▸ Your task: Would you transcribe the whole listing exactly, minus its pictures?

▸ Record excerpts:
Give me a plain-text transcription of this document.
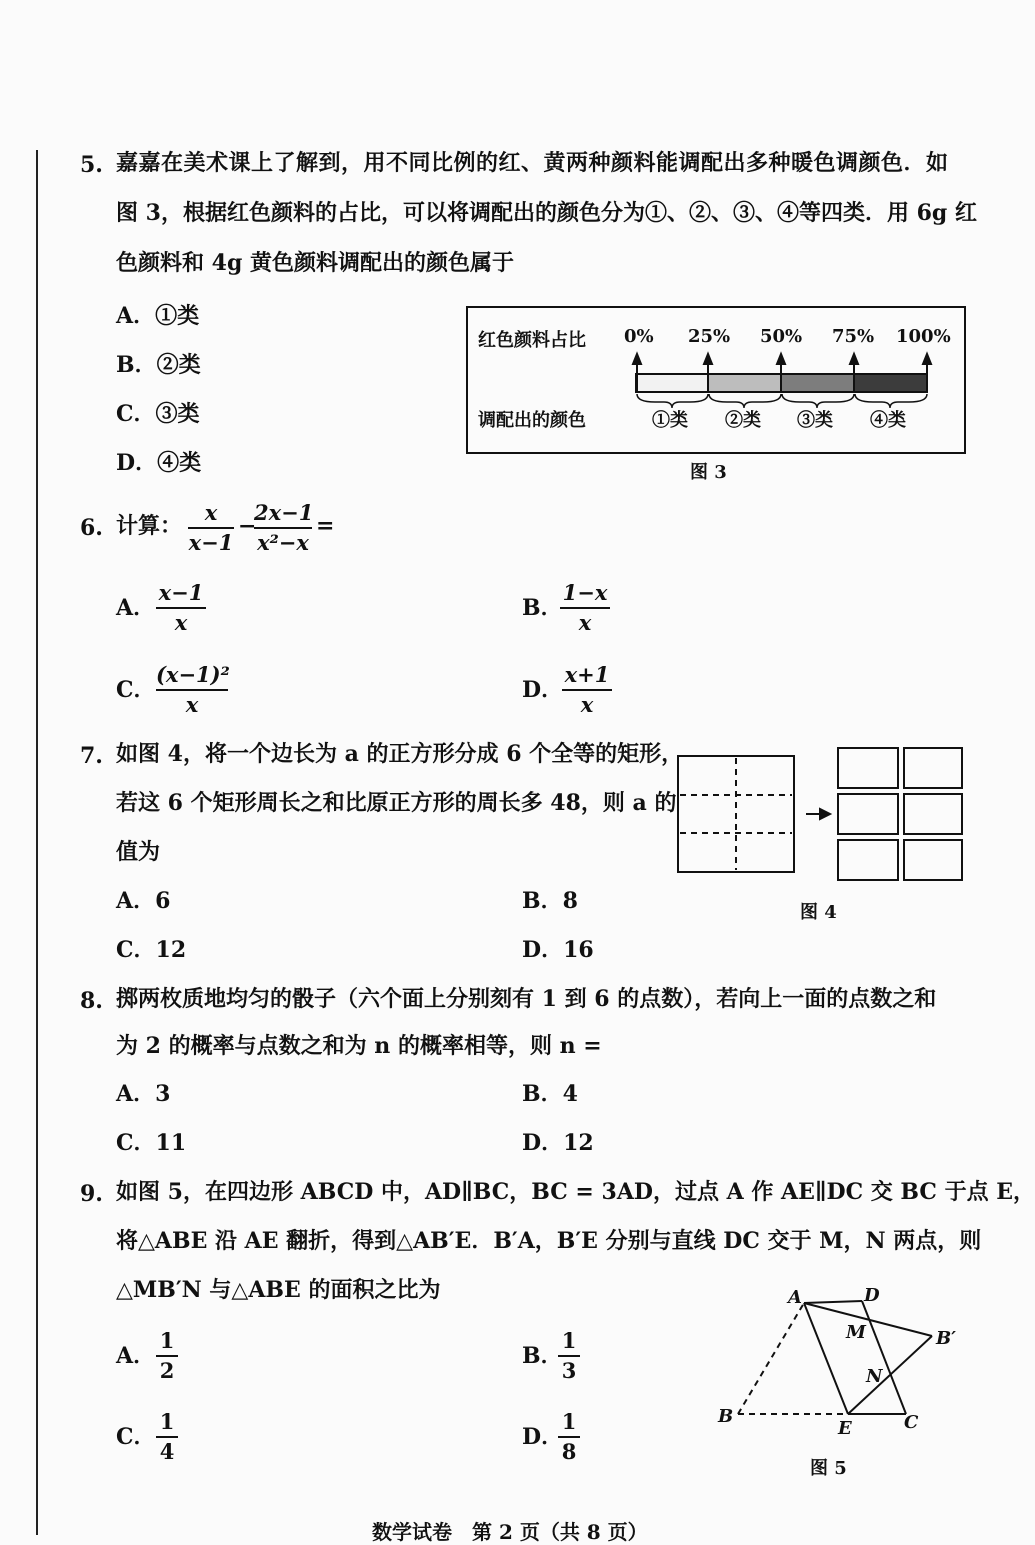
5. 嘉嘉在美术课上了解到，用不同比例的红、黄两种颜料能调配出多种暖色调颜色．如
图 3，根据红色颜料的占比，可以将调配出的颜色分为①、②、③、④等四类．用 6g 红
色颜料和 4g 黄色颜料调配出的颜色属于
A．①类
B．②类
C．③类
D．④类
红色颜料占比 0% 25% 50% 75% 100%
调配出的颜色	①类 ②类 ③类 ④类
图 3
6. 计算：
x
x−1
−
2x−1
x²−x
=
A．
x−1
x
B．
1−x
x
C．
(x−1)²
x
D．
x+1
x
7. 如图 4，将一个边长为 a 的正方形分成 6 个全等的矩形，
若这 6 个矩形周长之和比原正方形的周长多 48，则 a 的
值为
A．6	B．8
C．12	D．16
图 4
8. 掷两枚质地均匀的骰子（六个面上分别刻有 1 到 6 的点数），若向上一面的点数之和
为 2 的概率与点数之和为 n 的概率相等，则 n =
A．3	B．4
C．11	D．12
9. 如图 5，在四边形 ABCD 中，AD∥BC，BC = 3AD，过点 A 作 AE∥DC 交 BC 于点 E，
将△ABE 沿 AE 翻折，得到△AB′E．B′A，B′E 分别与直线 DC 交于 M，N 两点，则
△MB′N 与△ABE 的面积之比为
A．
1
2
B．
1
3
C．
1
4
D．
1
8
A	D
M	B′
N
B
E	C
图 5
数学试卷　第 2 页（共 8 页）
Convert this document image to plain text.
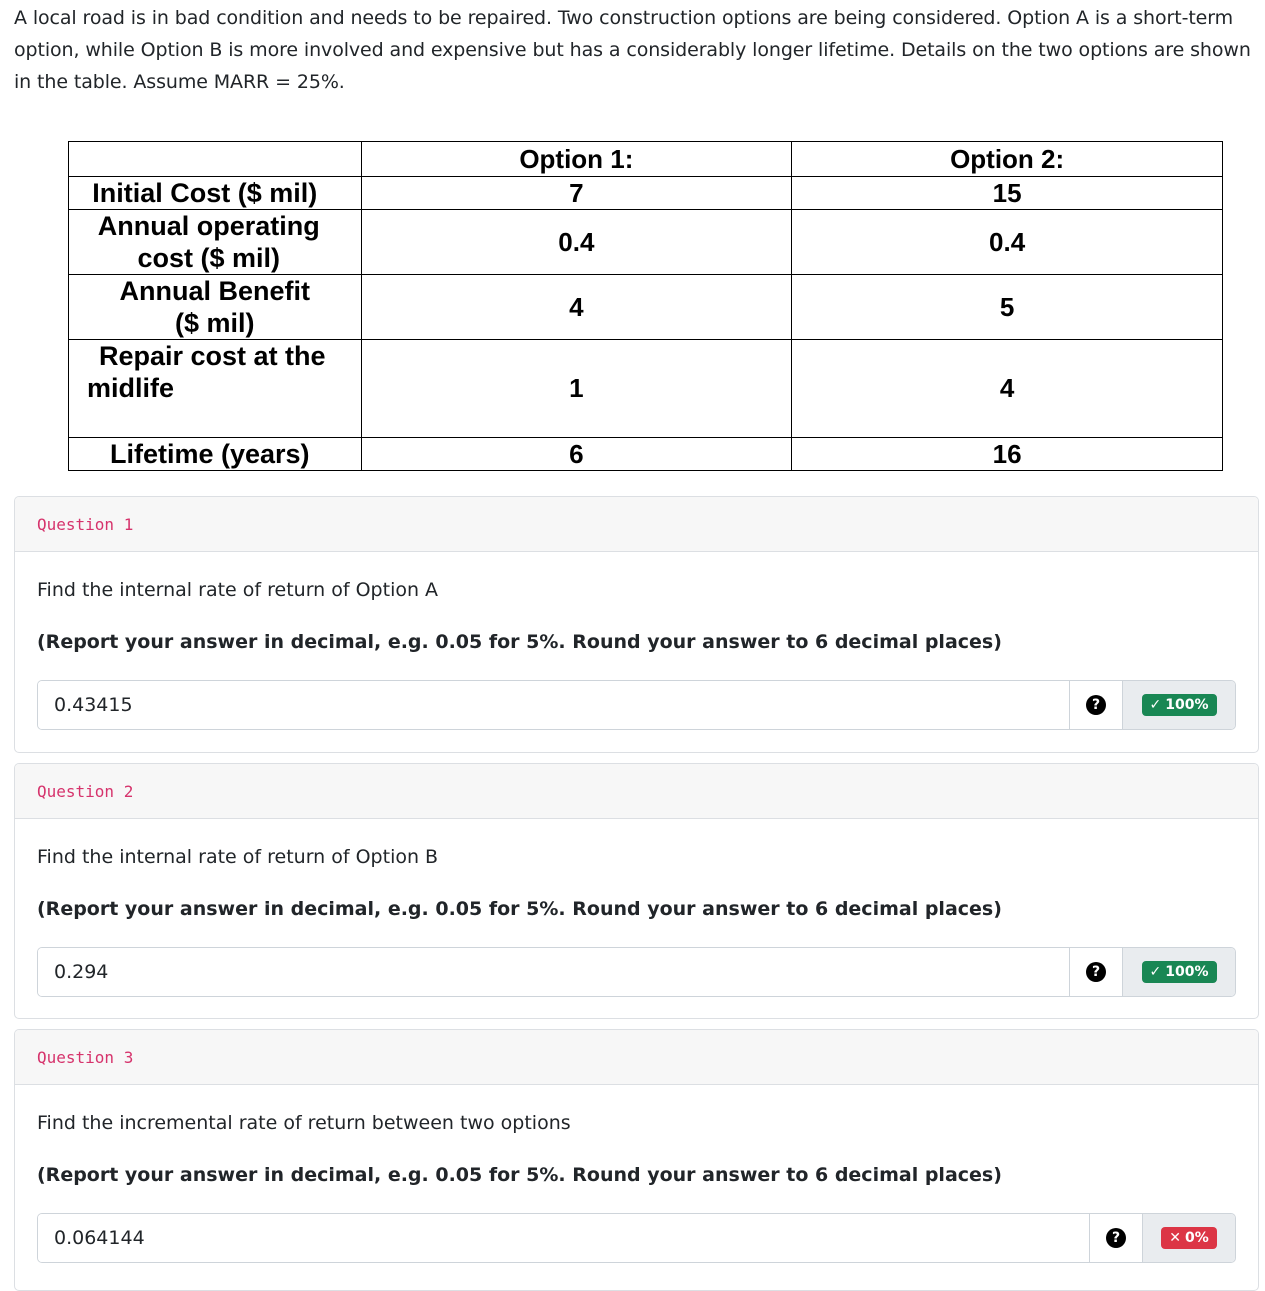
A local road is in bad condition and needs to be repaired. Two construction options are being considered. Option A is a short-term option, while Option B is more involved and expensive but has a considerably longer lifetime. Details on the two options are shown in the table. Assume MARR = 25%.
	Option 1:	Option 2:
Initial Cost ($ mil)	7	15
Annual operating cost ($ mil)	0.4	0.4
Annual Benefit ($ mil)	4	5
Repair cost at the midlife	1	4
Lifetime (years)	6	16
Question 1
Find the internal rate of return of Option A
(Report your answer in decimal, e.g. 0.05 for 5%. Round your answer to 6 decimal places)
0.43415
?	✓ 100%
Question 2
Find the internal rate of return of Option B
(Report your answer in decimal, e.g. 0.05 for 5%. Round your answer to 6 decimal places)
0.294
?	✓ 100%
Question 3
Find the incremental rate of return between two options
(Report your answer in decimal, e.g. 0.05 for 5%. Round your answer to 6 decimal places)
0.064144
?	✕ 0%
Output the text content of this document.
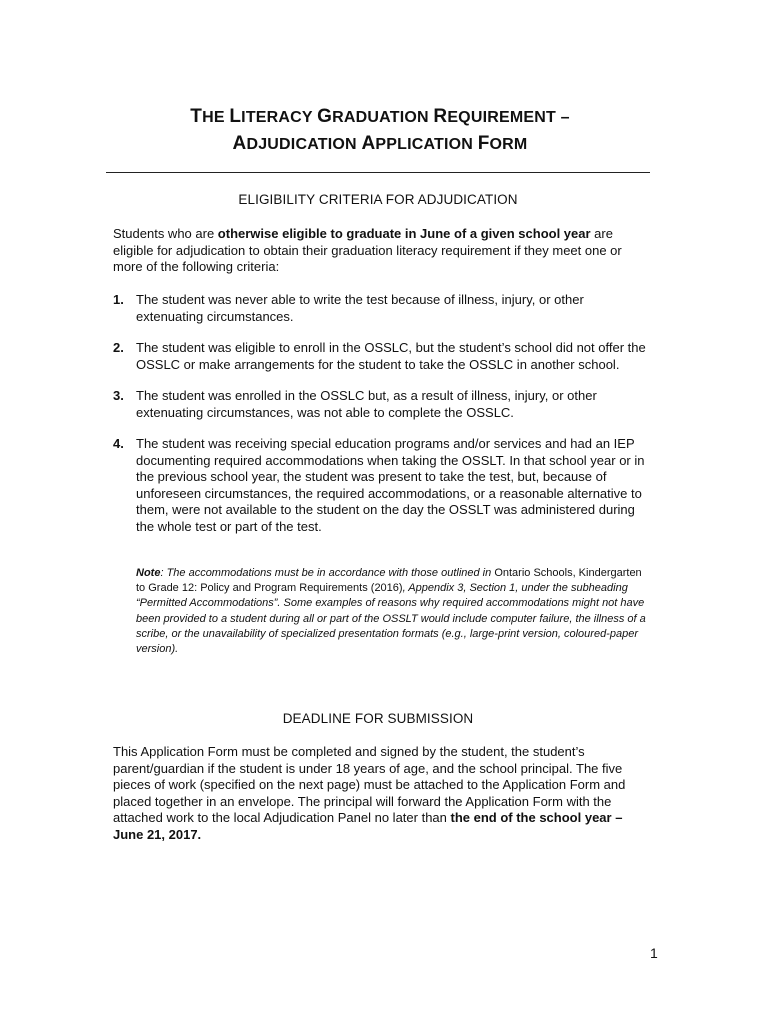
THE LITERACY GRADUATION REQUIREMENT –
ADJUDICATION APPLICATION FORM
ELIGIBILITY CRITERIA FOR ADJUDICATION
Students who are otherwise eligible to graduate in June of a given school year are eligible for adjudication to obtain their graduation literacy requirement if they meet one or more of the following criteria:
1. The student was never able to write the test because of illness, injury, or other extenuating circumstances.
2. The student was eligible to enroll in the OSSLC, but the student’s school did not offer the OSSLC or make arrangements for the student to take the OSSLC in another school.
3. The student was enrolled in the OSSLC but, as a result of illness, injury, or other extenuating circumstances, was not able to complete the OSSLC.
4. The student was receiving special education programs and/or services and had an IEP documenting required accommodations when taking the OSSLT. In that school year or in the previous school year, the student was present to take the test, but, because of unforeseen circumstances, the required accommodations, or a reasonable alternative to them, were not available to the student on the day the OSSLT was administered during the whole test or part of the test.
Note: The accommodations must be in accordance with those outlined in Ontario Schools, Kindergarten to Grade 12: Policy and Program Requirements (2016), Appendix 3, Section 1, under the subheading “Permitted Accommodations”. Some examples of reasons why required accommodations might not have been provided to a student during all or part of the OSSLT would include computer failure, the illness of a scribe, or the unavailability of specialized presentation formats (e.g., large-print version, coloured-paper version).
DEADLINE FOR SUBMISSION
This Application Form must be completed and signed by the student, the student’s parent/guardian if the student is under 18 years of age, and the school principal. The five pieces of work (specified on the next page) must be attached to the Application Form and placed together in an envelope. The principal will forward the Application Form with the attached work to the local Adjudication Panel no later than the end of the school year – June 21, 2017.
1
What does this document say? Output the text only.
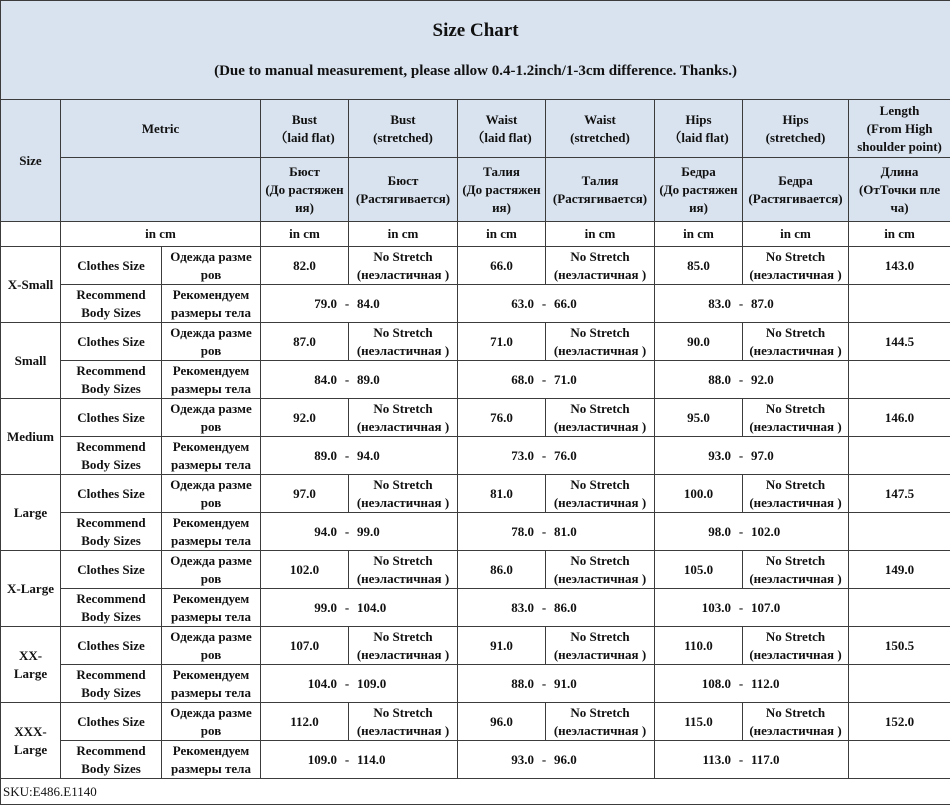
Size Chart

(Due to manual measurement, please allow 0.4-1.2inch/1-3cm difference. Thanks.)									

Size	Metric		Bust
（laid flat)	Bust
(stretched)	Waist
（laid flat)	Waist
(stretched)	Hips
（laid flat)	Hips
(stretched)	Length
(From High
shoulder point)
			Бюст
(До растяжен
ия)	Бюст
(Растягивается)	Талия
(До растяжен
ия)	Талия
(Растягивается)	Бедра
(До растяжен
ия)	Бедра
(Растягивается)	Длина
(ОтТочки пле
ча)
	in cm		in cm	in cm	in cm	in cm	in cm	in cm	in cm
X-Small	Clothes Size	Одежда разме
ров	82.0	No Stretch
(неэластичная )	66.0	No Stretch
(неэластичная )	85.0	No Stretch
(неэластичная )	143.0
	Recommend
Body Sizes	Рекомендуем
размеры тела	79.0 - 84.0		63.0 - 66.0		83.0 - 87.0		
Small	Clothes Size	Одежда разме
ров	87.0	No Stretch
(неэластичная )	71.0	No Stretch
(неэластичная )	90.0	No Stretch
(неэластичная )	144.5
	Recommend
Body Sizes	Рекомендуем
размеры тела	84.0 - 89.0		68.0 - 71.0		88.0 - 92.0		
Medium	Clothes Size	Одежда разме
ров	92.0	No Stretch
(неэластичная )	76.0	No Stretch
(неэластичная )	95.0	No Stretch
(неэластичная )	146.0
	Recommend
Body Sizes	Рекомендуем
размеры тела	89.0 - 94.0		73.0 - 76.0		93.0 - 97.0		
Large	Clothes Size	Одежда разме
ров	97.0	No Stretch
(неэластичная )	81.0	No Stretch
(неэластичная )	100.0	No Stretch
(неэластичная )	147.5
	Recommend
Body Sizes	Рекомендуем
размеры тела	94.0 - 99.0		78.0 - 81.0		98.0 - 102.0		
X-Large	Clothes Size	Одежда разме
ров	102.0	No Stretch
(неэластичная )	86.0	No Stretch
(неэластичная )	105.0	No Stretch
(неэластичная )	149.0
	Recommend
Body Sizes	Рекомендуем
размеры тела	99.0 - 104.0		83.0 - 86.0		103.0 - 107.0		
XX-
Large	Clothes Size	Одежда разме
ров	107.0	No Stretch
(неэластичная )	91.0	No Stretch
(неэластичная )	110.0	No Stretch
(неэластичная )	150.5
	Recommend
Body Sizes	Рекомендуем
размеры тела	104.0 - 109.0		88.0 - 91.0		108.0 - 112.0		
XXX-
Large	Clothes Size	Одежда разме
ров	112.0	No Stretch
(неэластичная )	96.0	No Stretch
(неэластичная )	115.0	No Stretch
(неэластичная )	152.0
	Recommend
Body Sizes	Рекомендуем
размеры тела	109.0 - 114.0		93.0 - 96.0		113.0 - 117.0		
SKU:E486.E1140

▸ Expected answer:
Give me a plain-text transcription of this document.
5. 嘉嘉在美术课上了解到，用不同比例的红、黄两种颜料能调配出多种暖色调颜色．如
图 3，根据红色颜料的占比，可以将调配出的颜色分为①、②、③、④等四类．用 6g 红
色颜料和 4g 黄色颜料调配出的颜色属于
A．①类
B．②类
C．③类
D．④类
红色颜料占比 0% 25% 50% 75% 100%
调配出的颜色	①类 ②类 ③类 ④类
图 3
6. 计算：
x
x−1
−
2x−1
x²−x
=
A．
x−1
x
B．
1−x
x
C．
(x−1)²
x
D．
x+1
x
7. 如图 4，将一个边长为 a 的正方形分成 6 个全等的矩形，
若这 6 个矩形周长之和比原正方形的周长多 48，则 a 的
值为
A．6	B．8
C．12	D．16
图 4
8. 掷两枚质地均匀的骰子（六个面上分别刻有 1 到 6 的点数），若向上一面的点数之和
为 2 的概率与点数之和为 n 的概率相等，则 n =
A．3	B．4
C．11	D．12
9. 如图 5，在四边形 ABCD 中，AD∥BC，BC = 3AD，过点 A 作 AE∥DC 交 BC 于点 E，
将△ABE 沿 AE 翻折，得到△AB′E．B′A，B′E 分别与直线 DC 交于 M，N 两点，则
△MB′N 与△ABE 的面积之比为
A．
1
2
B．
1
3
C．
1
4
D．
1
8
A	D
M	B′
N
B
E	C
图 5
数学试卷　第 2 页（共 8 页）
Convert this document image to plain text.
A local road is in bad condition and needs to be repaired. Two construction options are being considered. Option A is a short-term option, while Option B is more involved and expensive but has a considerably longer lifetime. Details on the two options are shown in the table. Assume MARR = 25%.
	Option 1:	Option 2:
Initial Cost ($ mil)	7	15
Annual operating cost ($ mil)	0.4	0.4
Annual Benefit ($ mil)	4	5
Repair cost at the midlife	1	4
Lifetime (years)	6	16
Question 1
Find the internal rate of return of Option A
(Report your answer in decimal, e.g. 0.05 for 5%. Round your answer to 6 decimal places)
0.43415
?	✓ 100%
Question 2
Find the internal rate of return of Option B
(Report your answer in decimal, e.g. 0.05 for 5%. Round your answer to 6 decimal places)
0.294
?	✓ 100%
Question 3
Find the incremental rate of return between two options
(Report your answer in decimal, e.g. 0.05 for 5%. Round your answer to 6 decimal places)
0.064144
?	✕ 0%
Output the text content of this document.
THE LITERACY GRADUATION REQUIREMENT –
ADJUDICATION APPLICATION FORM
ELIGIBILITY CRITERIA FOR ADJUDICATION
Students who are otherwise eligible to graduate in June of a given school year are eligible for adjudication to obtain their graduation literacy requirement if they meet one or more of the following criteria:
1. The student was never able to write the test because of illness, injury, or other extenuating circumstances.
2. The student was eligible to enroll in the OSSLC, but the student’s school did not offer the OSSLC or make arrangements for the student to take the OSSLC in another school.
3. The student was enrolled in the OSSLC but, as a result of illness, injury, or other extenuating circumstances, was not able to complete the OSSLC.
4. The student was receiving special education programs and/or services and had an IEP documenting required accommodations when taking the OSSLT. In that school year or in the previous school year, the student was present to take the test, but, because of unforeseen circumstances, the required accommodations, or a reasonable alternative to them, were not available to the student on the day the OSSLT was administered during the whole test or part of the test.
Note: The accommodations must be in accordance with those outlined in Ontario Schools, Kindergarten to Grade 12: Policy and Program Requirements (2016), Appendix 3, Section 1, under the subheading “Permitted Accommodations”. Some examples of reasons why required accommodations might not have been provided to a student during all or part of the OSSLT would include computer failure, the illness of a scribe, or the unavailability of specialized presentation formats (e.g., large-print version, coloured-paper version).
DEADLINE FOR SUBMISSION
This Application Form must be completed and signed by the student, the student’s parent/guardian if the student is under 18 years of age, and the school principal. The five pieces of work (specified on the next page) must be attached to the Application Form and placed together in an envelope. The principal will forward the Application Form with the attached work to the local Adjudication Panel no later than the end of the school year – June 21, 2017.
1
What does this document say? Output the text only.
Size Chart

(Due to manual measurement, please allow 0.4-1.2inch/1-3cm difference. Thanks.)									

Size	Metric		Bust
（laid flat)	Bust
(stretched)	Waist
（laid flat)	Waist
(stretched)	Hips
（laid flat)	Hips
(stretched)	Length
(From High
shoulder point)
			Бюст
(До растяжен
ия)	Бюст
(Растягивается)	Талия
(До растяжен
ия)	Талия
(Растягивается)	Бедра
(До растяжен
ия)	Бедра
(Растягивается)	Длина
(ОтТочки пле
ча)
	in cm		in cm	in cm	in cm	in cm	in cm	in cm	in cm
X-Small	Clothes Size	Одежда разме
ров	82.0	No Stretch
(неэластичная )	66.0	No Stretch
(неэластичная )	85.0	No Stretch
(неэластичная )	143.0
	Recommend
Body Sizes	Рекомендуем
размеры тела	79.0 - 84.0		63.0 - 66.0		83.0 - 87.0		
Small	Clothes Size	Одежда разме
ров	87.0	No Stretch
(неэластичная )	71.0	No Stretch
(неэластичная )	90.0	No Stretch
(неэластичная )	144.5
	Recommend
Body Sizes	Рекомендуем
размеры тела	84.0 - 89.0		68.0 - 71.0		88.0 - 92.0		
Medium	Clothes Size	Одежда разме
ров	92.0	No Stretch
(неэластичная )	76.0	No Stretch
(неэластичная )	95.0	No Stretch
(неэластичная )	146.0
	Recommend
Body Sizes	Рекомендуем
размеры тела	89.0 - 94.0		73.0 - 76.0		93.0 - 97.0		
Large	Clothes Size	Одежда разме
ров	97.0	No Stretch
(неэластичная )	81.0	No Stretch
(неэластичная )	100.0	No Stretch
(неэластичная )	147.5
	Recommend
Body Sizes	Рекомендуем
размеры тела	94.0 - 99.0		78.0 - 81.0		98.0 - 102.0		
X-Large	Clothes Size	Одежда разме
ров	102.0	No Stretch
(неэластичная )	86.0	No Stretch
(неэластичная )	105.0	No Stretch
(неэластичная )	149.0
	Recommend
Body Sizes	Рекомендуем
размеры тела	99.0 - 104.0		83.0 - 86.0		103.0 - 107.0		
XX-
Large	Clothes Size	Одежда разме
ров	107.0	No Stretch
(неэластичная )	91.0	No Stretch
(неэластичная )	110.0	No Stretch
(неэластичная )	150.5
	Recommend
Body Sizes	Рекомендуем
размеры тела	104.0 - 109.0		88.0 - 91.0		108.0 - 112.0		
XXX-
Large	Clothes Size	Одежда разме
ров	112.0	No Stretch
(неэластичная )	96.0	No Stretch
(неэластичная )	115.0	No Stretch
(неэластичная )	152.0
	Recommend
Body Sizes	Рекомендуем
размеры тела	109.0 - 114.0		93.0 - 96.0		113.0 - 117.0		
SKU:E486.E1140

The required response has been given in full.